» **STATED GOAL**: Print the records below word for word, but leave out the pictures.

» **DATASET EXCERPTS**:
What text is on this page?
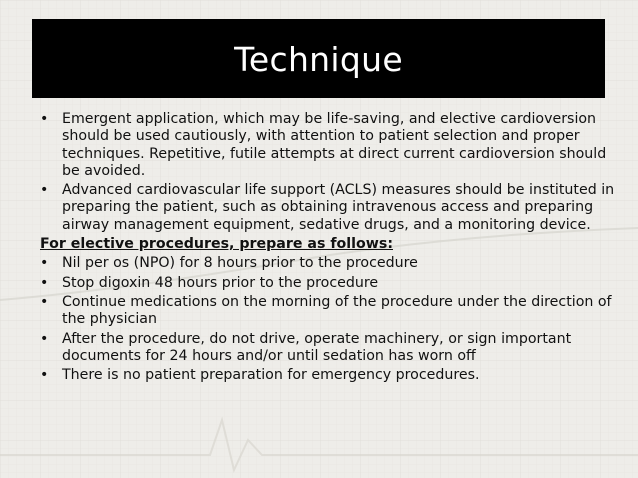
Technique
• Emergent application, which may be life-saving, and elective cardioversion should be used cautiously, with attention to patient selection and proper techniques. Repetitive, futile attempts at direct current cardioversion should be avoided.
• Advanced cardiovascular life support (ACLS) measures should be instituted in preparing the patient, such as obtaining intravenous access and preparing airway management equipment, sedative drugs, and a monitoring device.
For elective procedures, prepare as follows:
• Nil per os (NPO) for 8 hours prior to the procedure
• Stop digoxin 48 hours prior to the procedure
• Continue medications on the morning of the procedure under the direction of the physician
• After the procedure, do not drive, operate machinery, or sign important documents for 24 hours and/or until sedation has worn off
• There is no patient preparation for emergency procedures.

» **ANSWER FOR THIS EXERCISE**:
What text is on this page?
Technique
• Emergent application, which may be life-saving, and elective cardioversion should be used cautiously, with attention to patient selection and proper techniques. Repetitive, futile attempts at direct current cardioversion should be avoided.
• Advanced cardiovascular life support (ACLS) measures should be instituted in preparing the patient, such as obtaining intravenous access and preparing airway management equipment, sedative drugs, and a monitoring device.
For elective procedures, prepare as follows:
• Nil per os (NPO) for 8 hours prior to the procedure
• Stop digoxin 48 hours prior to the procedure
• Continue medications on the morning of the procedure under the direction of the physician
• After the procedure, do not drive, operate machinery, or sign important documents for 24 hours and/or until sedation has worn off
• There is no patient preparation for emergency procedures.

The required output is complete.